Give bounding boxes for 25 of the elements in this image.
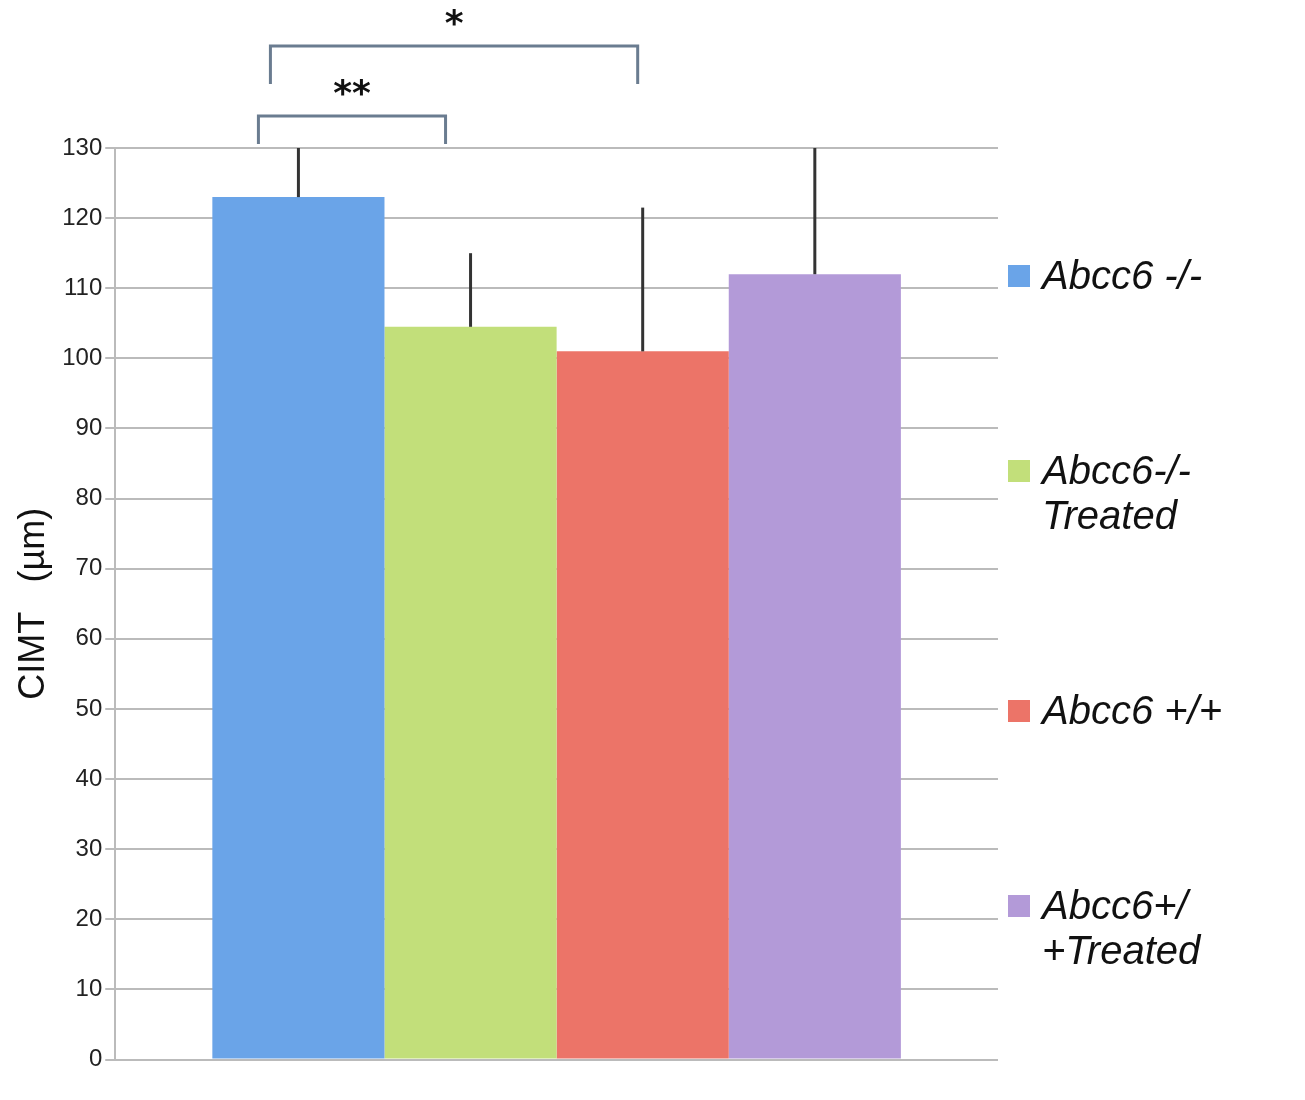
- y-axis-title: CIMT (µm): [10, 507, 52, 700]
- y-tick-label: 50: [75, 693, 103, 721]
- legend-label: Abcc6 -/-: [1042, 253, 1204, 298]
- bar: [556, 351, 729, 1059]
- legend-label: Abcc6-/- Treated: [1042, 448, 1192, 538]
- y-tick-label: 40: [75, 763, 103, 791]
- bar: [384, 326, 557, 1059]
- y-tick-label: 130: [62, 132, 103, 160]
- y-tick-label: 70: [75, 553, 103, 581]
- y-tick-label: 100: [62, 342, 103, 370]
- legend-label: Abcc6+/ +Treated: [1042, 883, 1203, 973]
- text: **: [333, 72, 371, 114]
- bar: [212, 197, 385, 1059]
- y-tick-label: 120: [62, 202, 103, 230]
- y-tick-label: 110: [63, 272, 103, 300]
- y-tick-label: 10: [75, 974, 103, 1002]
- bar: [728, 274, 901, 1059]
- text: *: [444, 2, 464, 44]
- legend-label: Abcc6 +/+: [1042, 688, 1224, 733]
- y-tick-label: 80: [75, 483, 103, 511]
- y-tick-label: 30: [75, 833, 103, 861]
- y-tick-label: 20: [75, 903, 103, 931]
- y-tick-label: 0: [88, 1044, 103, 1072]
- y-tick-label: 90: [75, 413, 103, 441]
- y-tick-label: 60: [75, 623, 103, 651]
------------------------------------------------------------------------
- _Directions for this task_:
Copy the material above line for line, without any changes, and leave the picture out of your copy.

- _Written solution_:
Give bounding boxes for 25 of the elements in this image.
- y-axis-title: CIMT (µm): [10, 507, 52, 700]
- y-tick-label: 50: [75, 693, 103, 721]
- legend-label: Abcc6 -/-: [1042, 253, 1204, 298]
- bar: [556, 351, 729, 1059]
- legend-label: Abcc6-/- Treated: [1042, 448, 1192, 538]
- y-tick-label: 40: [75, 763, 103, 791]
- bar: [384, 326, 557, 1059]
- y-tick-label: 130: [62, 132, 103, 160]
- y-tick-label: 70: [75, 553, 103, 581]
- y-tick-label: 100: [62, 342, 103, 370]
- legend-label: Abcc6+/ +Treated: [1042, 883, 1203, 973]
- text: **: [333, 72, 371, 114]
- bar: [212, 197, 385, 1059]
- y-tick-label: 120: [62, 202, 103, 230]
- y-tick-label: 110: [63, 272, 103, 300]
- y-tick-label: 10: [75, 974, 103, 1002]
- bar: [728, 274, 901, 1059]
- text: *: [444, 2, 464, 44]
- legend-label: Abcc6 +/+: [1042, 688, 1224, 733]
- y-tick-label: 80: [75, 483, 103, 511]
- y-tick-label: 30: [75, 833, 103, 861]
- y-tick-label: 20: [75, 903, 103, 931]
- y-tick-label: 0: [88, 1044, 103, 1072]
- y-tick-label: 90: [75, 413, 103, 441]
- y-tick-label: 60: [75, 623, 103, 651]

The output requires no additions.